* _What is required_:
Word for word, restate every line of the listing that follows.
** start of Recorded data **
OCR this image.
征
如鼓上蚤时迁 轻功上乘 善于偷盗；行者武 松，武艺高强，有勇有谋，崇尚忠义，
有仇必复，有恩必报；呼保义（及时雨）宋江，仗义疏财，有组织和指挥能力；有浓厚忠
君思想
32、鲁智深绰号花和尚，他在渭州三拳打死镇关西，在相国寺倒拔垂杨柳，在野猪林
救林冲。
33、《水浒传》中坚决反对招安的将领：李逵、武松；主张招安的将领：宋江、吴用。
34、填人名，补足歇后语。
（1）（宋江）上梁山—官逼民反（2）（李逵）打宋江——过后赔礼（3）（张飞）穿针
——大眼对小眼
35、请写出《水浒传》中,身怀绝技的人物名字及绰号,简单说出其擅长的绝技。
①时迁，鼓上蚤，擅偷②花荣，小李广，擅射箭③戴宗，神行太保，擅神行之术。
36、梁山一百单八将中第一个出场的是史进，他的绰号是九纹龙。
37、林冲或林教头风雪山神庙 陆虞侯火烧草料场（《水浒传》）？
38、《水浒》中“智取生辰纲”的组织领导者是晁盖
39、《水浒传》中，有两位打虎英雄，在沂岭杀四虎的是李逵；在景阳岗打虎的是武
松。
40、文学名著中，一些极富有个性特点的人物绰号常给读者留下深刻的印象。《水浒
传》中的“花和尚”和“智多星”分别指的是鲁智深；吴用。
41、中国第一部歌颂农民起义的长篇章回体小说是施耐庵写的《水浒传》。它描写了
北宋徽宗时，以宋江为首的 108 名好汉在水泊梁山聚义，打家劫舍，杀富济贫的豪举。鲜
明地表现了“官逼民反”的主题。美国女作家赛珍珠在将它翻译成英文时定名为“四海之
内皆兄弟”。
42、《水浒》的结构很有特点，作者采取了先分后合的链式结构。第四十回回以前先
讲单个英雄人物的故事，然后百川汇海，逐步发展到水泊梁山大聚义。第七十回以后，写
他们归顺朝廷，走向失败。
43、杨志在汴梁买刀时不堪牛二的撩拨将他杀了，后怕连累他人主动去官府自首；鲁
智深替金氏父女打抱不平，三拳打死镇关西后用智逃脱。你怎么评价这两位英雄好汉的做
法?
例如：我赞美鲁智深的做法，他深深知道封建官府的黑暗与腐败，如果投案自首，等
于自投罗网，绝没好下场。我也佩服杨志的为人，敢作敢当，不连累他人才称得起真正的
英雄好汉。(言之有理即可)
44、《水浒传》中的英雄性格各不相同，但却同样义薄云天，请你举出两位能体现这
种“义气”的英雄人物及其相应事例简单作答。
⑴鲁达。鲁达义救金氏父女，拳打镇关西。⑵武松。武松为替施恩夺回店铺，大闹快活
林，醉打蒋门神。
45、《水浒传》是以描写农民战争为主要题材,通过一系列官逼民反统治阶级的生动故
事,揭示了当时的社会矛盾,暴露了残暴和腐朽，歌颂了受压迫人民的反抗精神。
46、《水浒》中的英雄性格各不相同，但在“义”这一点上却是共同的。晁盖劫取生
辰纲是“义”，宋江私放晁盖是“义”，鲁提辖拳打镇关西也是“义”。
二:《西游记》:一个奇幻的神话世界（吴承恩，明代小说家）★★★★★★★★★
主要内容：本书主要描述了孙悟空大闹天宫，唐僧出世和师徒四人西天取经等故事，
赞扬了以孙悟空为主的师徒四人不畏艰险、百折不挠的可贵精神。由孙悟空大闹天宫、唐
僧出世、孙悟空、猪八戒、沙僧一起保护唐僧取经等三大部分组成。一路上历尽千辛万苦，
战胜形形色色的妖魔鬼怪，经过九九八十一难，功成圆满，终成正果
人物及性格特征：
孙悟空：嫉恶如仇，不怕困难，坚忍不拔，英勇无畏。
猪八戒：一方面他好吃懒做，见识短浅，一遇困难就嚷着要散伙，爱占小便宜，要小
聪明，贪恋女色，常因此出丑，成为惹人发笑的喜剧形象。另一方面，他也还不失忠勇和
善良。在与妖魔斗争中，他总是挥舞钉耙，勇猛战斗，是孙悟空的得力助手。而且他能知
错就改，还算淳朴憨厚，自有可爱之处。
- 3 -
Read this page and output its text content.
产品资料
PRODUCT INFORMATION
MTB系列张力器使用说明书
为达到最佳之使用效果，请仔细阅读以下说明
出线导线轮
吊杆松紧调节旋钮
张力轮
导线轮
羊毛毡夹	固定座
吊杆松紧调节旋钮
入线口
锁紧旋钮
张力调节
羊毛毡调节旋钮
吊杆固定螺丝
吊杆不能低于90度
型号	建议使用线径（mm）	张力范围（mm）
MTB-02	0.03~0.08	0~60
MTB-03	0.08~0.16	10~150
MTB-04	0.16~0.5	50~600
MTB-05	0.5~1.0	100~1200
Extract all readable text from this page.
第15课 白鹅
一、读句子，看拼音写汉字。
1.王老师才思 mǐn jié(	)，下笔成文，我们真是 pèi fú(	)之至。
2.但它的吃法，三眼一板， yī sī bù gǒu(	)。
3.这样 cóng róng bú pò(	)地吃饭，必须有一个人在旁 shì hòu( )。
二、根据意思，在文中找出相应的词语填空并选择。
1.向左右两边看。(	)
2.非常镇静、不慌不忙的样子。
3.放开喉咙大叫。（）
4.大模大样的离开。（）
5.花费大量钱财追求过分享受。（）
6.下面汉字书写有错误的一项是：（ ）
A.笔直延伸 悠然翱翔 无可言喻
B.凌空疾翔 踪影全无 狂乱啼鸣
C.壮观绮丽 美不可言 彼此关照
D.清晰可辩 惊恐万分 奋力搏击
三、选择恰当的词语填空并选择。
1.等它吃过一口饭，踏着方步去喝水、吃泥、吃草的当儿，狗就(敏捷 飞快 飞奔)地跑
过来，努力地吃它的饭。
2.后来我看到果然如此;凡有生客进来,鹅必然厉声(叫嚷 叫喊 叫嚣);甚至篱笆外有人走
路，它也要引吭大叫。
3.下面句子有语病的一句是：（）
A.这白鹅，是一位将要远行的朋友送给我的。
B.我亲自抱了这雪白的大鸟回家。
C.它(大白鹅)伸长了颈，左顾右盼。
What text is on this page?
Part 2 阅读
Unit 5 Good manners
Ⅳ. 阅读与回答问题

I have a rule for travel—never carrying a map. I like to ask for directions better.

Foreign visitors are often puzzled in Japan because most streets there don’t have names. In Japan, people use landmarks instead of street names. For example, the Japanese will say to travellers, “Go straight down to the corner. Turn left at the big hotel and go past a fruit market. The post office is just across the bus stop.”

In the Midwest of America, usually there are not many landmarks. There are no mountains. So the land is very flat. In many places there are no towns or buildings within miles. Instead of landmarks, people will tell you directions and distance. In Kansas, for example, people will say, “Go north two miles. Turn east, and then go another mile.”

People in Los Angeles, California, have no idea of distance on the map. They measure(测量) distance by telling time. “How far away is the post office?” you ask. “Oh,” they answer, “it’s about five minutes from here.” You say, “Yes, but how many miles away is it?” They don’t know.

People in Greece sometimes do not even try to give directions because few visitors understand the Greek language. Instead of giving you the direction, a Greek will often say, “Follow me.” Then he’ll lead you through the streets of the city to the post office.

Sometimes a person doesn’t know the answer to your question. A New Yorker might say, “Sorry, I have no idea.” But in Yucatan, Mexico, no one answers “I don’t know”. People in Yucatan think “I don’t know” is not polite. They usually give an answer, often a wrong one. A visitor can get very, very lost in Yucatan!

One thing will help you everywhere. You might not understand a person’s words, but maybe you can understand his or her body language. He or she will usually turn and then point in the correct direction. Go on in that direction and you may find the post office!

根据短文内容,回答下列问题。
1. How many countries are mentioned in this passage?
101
** end of Recorded data **
* _Response below_:
OCR this image.
征
如鼓上蚤时迁 轻功上乘 善于偷盗；行者武 松，武艺高强，有勇有谋，崇尚忠义，
有仇必复，有恩必报；呼保义（及时雨）宋江，仗义疏财，有组织和指挥能力；有浓厚忠
君思想
32、鲁智深绰号花和尚，他在渭州三拳打死镇关西，在相国寺倒拔垂杨柳，在野猪林
救林冲。
33、《水浒传》中坚决反对招安的将领：李逵、武松；主张招安的将领：宋江、吴用。
34、填人名，补足歇后语。
（1）（宋江）上梁山—官逼民反（2）（李逵）打宋江——过后赔礼（3）（张飞）穿针
——大眼对小眼
35、请写出《水浒传》中,身怀绝技的人物名字及绰号,简单说出其擅长的绝技。
①时迁，鼓上蚤，擅偷②花荣，小李广，擅射箭③戴宗，神行太保，擅神行之术。
36、梁山一百单八将中第一个出场的是史进，他的绰号是九纹龙。
37、林冲或林教头风雪山神庙 陆虞侯火烧草料场（《水浒传》）？
38、《水浒》中“智取生辰纲”的组织领导者是晁盖
39、《水浒传》中，有两位打虎英雄，在沂岭杀四虎的是李逵；在景阳岗打虎的是武
松。
40、文学名著中，一些极富有个性特点的人物绰号常给读者留下深刻的印象。《水浒
传》中的“花和尚”和“智多星”分别指的是鲁智深；吴用。
41、中国第一部歌颂农民起义的长篇章回体小说是施耐庵写的《水浒传》。它描写了
北宋徽宗时，以宋江为首的 108 名好汉在水泊梁山聚义，打家劫舍，杀富济贫的豪举。鲜
明地表现了“官逼民反”的主题。美国女作家赛珍珠在将它翻译成英文时定名为“四海之
内皆兄弟”。
42、《水浒》的结构很有特点，作者采取了先分后合的链式结构。第四十回回以前先
讲单个英雄人物的故事，然后百川汇海，逐步发展到水泊梁山大聚义。第七十回以后，写
他们归顺朝廷，走向失败。
43、杨志在汴梁买刀时不堪牛二的撩拨将他杀了，后怕连累他人主动去官府自首；鲁
智深替金氏父女打抱不平，三拳打死镇关西后用智逃脱。你怎么评价这两位英雄好汉的做
法?
例如：我赞美鲁智深的做法，他深深知道封建官府的黑暗与腐败，如果投案自首，等
于自投罗网，绝没好下场。我也佩服杨志的为人，敢作敢当，不连累他人才称得起真正的
英雄好汉。(言之有理即可)
44、《水浒传》中的英雄性格各不相同，但却同样义薄云天，请你举出两位能体现这
种“义气”的英雄人物及其相应事例简单作答。
⑴鲁达。鲁达义救金氏父女，拳打镇关西。⑵武松。武松为替施恩夺回店铺，大闹快活
林，醉打蒋门神。
45、《水浒传》是以描写农民战争为主要题材,通过一系列官逼民反统治阶级的生动故
事,揭示了当时的社会矛盾,暴露了残暴和腐朽，歌颂了受压迫人民的反抗精神。
46、《水浒》中的英雄性格各不相同，但在“义”这一点上却是共同的。晁盖劫取生
辰纲是“义”，宋江私放晁盖是“义”，鲁提辖拳打镇关西也是“义”。
二:《西游记》:一个奇幻的神话世界（吴承恩，明代小说家）★★★★★★★★★
主要内容：本书主要描述了孙悟空大闹天宫，唐僧出世和师徒四人西天取经等故事，
赞扬了以孙悟空为主的师徒四人不畏艰险、百折不挠的可贵精神。由孙悟空大闹天宫、唐
僧出世、孙悟空、猪八戒、沙僧一起保护唐僧取经等三大部分组成。一路上历尽千辛万苦，
战胜形形色色的妖魔鬼怪，经过九九八十一难，功成圆满，终成正果
人物及性格特征：
孙悟空：嫉恶如仇，不怕困难，坚忍不拔，英勇无畏。
猪八戒：一方面他好吃懒做，见识短浅，一遇困难就嚷着要散伙，爱占小便宜，要小
聪明，贪恋女色，常因此出丑，成为惹人发笑的喜剧形象。另一方面，他也还不失忠勇和
善良。在与妖魔斗争中，他总是挥舞钉耙，勇猛战斗，是孙悟空的得力助手。而且他能知
错就改，还算淳朴憨厚，自有可爱之处。
- 3 -
Read this page and output its text content.
产品资料
PRODUCT INFORMATION
MTB系列张力器使用说明书
为达到最佳之使用效果，请仔细阅读以下说明
出线导线轮
吊杆松紧调节旋钮
张力轮
导线轮
羊毛毡夹	固定座
吊杆松紧调节旋钮
入线口
锁紧旋钮
张力调节
羊毛毡调节旋钮
吊杆固定螺丝
吊杆不能低于90度
型号	建议使用线径（mm）	张力范围（mm）
MTB-02	0.03~0.08	0~60
MTB-03	0.08~0.16	10~150
MTB-04	0.16~0.5	50~600
MTB-05	0.5~1.0	100~1200
Extract all readable text from this page.
第15课 白鹅
一、读句子，看拼音写汉字。
1.王老师才思 mǐn jié(	)，下笔成文，我们真是 pèi fú(	)之至。
2.但它的吃法，三眼一板， yī sī bù gǒu(	)。
3.这样 cóng róng bú pò(	)地吃饭，必须有一个人在旁 shì hòu( )。
二、根据意思，在文中找出相应的词语填空并选择。
1.向左右两边看。(	)
2.非常镇静、不慌不忙的样子。
3.放开喉咙大叫。（）
4.大模大样的离开。（）
5.花费大量钱财追求过分享受。（）
6.下面汉字书写有错误的一项是：（ ）
A.笔直延伸 悠然翱翔 无可言喻
B.凌空疾翔 踪影全无 狂乱啼鸣
C.壮观绮丽 美不可言 彼此关照
D.清晰可辩 惊恐万分 奋力搏击
三、选择恰当的词语填空并选择。
1.等它吃过一口饭，踏着方步去喝水、吃泥、吃草的当儿，狗就(敏捷 飞快 飞奔)地跑
过来，努力地吃它的饭。
2.后来我看到果然如此;凡有生客进来,鹅必然厉声(叫嚷 叫喊 叫嚣);甚至篱笆外有人走
路，它也要引吭大叫。
3.下面句子有语病的一句是：（）
A.这白鹅，是一位将要远行的朋友送给我的。
B.我亲自抱了这雪白的大鸟回家。
C.它(大白鹅)伸长了颈，左顾右盼。
What text is on this page?
Part 2 阅读
Unit 5 Good manners
Ⅳ. 阅读与回答问题

I have a rule for travel—never carrying a map. I like to ask for directions better.

Foreign visitors are often puzzled in Japan because most streets there don’t have names. In Japan, people use landmarks instead of street names. For example, the Japanese will say to travellers, “Go straight down to the corner. Turn left at the big hotel and go past a fruit market. The post office is just across the bus stop.”

In the Midwest of America, usually there are not many landmarks. There are no mountains. So the land is very flat. In many places there are no towns or buildings within miles. Instead of landmarks, people will tell you directions and distance. In Kansas, for example, people will say, “Go north two miles. Turn east, and then go another mile.”

People in Los Angeles, California, have no idea of distance on the map. They measure(测量) distance by telling time. “How far away is the post office?” you ask. “Oh,” they answer, “it’s about five minutes from here.” You say, “Yes, but how many miles away is it?” They don’t know.

People in Greece sometimes do not even try to give directions because few visitors understand the Greek language. Instead of giving you the direction, a Greek will often say, “Follow me.” Then he’ll lead you through the streets of the city to the post office.

Sometimes a person doesn’t know the answer to your question. A New Yorker might say, “Sorry, I have no idea.” But in Yucatan, Mexico, no one answers “I don’t know”. People in Yucatan think “I don’t know” is not polite. They usually give an answer, often a wrong one. A visitor can get very, very lost in Yucatan!

One thing will help you everywhere. You might not understand a person’s words, but maybe you can understand his or her body language. He or she will usually turn and then point in the correct direction. Go on in that direction and you may find the post office!

根据短文内容,回答下列问题。
1. How many countries are mentioned in this passage?
101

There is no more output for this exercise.